Direction »
Transcribe the listing in full, excluding any pictures.

_ _ _ _

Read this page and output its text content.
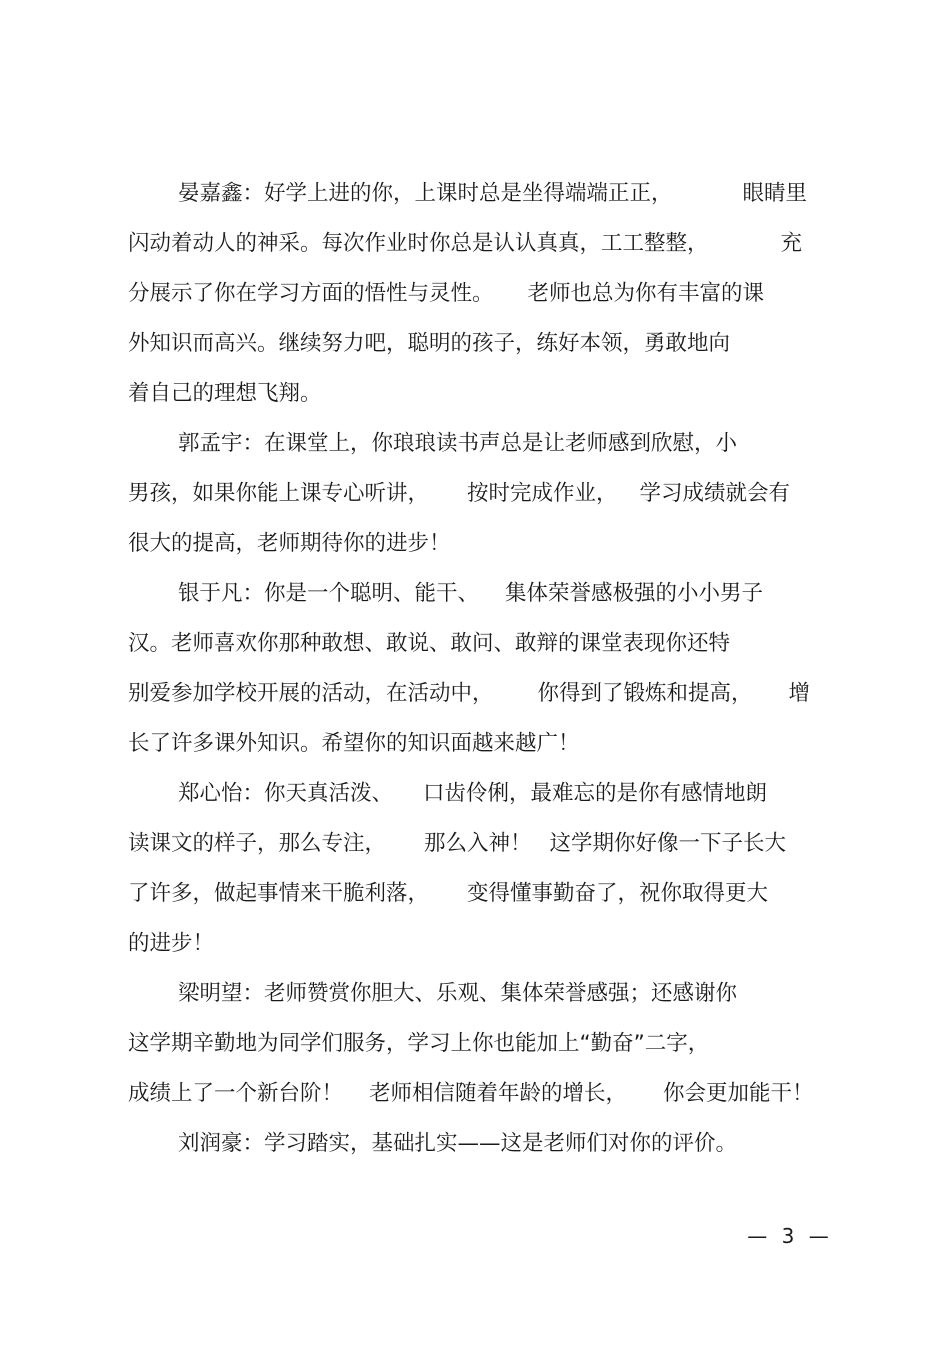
晏嘉鑫：好学上进的你，上课时总是坐得端端正正，	眼睛里
闪动着动人的神采。每次作业时你总是认认真真，工工整整，	充
分展示了你在学习方面的悟性与灵性。 老师也总为你有丰富的课
外知识而高兴。继续努力吧，聪明的孩子，练好本领，勇敢地向
着自己的理想飞翔。
郭孟宇：在课堂上，你琅琅读书声总是让老师感到欣慰，小
男孩，如果你能上课专心听讲， 按时完成作业， 学习成绩就会有
很大的提高，老师期待你的进步！
银于凡：你是一个聪明、能干、 集体荣誉感极强的小小男子
汉。老师喜欢你那种敢想、敢说、敢问、敢辩的课堂表现你还特
别爱参加学校开展的活动，在活动中， 你得到了锻炼和提高， 增
长了许多课外知识。希望你的知识面越来越广！
郑心怡：你天真活泼、 口齿伶俐，最难忘的是你有感情地朗
读课文的样子，那么专注， 那么入神！ 这学期你好像一下子长大
了许多，做起事情来干脆利落， 变得懂事勤奋了，祝你取得更大
的进步！
梁明望：老师赞赏你胆大、乐观、集体荣誉感强；还感谢你
这学期辛勤地为同学们服务，学习上你也能加上“勤奋”二字，
成绩上了一个新台阶！ 老师相信随着年龄的增长， 你会更加能干！
刘润豪：学习踏实，基础扎实——这是老师们对你的评价。
— 3 —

_ _ _ _

Task response »
Read this page and output its text content.
晏嘉鑫：好学上进的你，上课时总是坐得端端正正，	眼睛里
闪动着动人的神采。每次作业时你总是认认真真，工工整整，	充
分展示了你在学习方面的悟性与灵性。 老师也总为你有丰富的课
外知识而高兴。继续努力吧，聪明的孩子，练好本领，勇敢地向
着自己的理想飞翔。
郭孟宇：在课堂上，你琅琅读书声总是让老师感到欣慰，小
男孩，如果你能上课专心听讲， 按时完成作业， 学习成绩就会有
很大的提高，老师期待你的进步！
银于凡：你是一个聪明、能干、 集体荣誉感极强的小小男子
汉。老师喜欢你那种敢想、敢说、敢问、敢辩的课堂表现你还特
别爱参加学校开展的活动，在活动中， 你得到了锻炼和提高， 增
长了许多课外知识。希望你的知识面越来越广！
郑心怡：你天真活泼、 口齿伶俐，最难忘的是你有感情地朗
读课文的样子，那么专注， 那么入神！ 这学期你好像一下子长大
了许多，做起事情来干脆利落， 变得懂事勤奋了，祝你取得更大
的进步！
梁明望：老师赞赏你胆大、乐观、集体荣誉感强；还感谢你
这学期辛勤地为同学们服务，学习上你也能加上“勤奋”二字，
成绩上了一个新台阶！ 老师相信随着年龄的增长， 你会更加能干！
刘润豪：学习踏实，基础扎实——这是老师们对你的评价。
— 3 —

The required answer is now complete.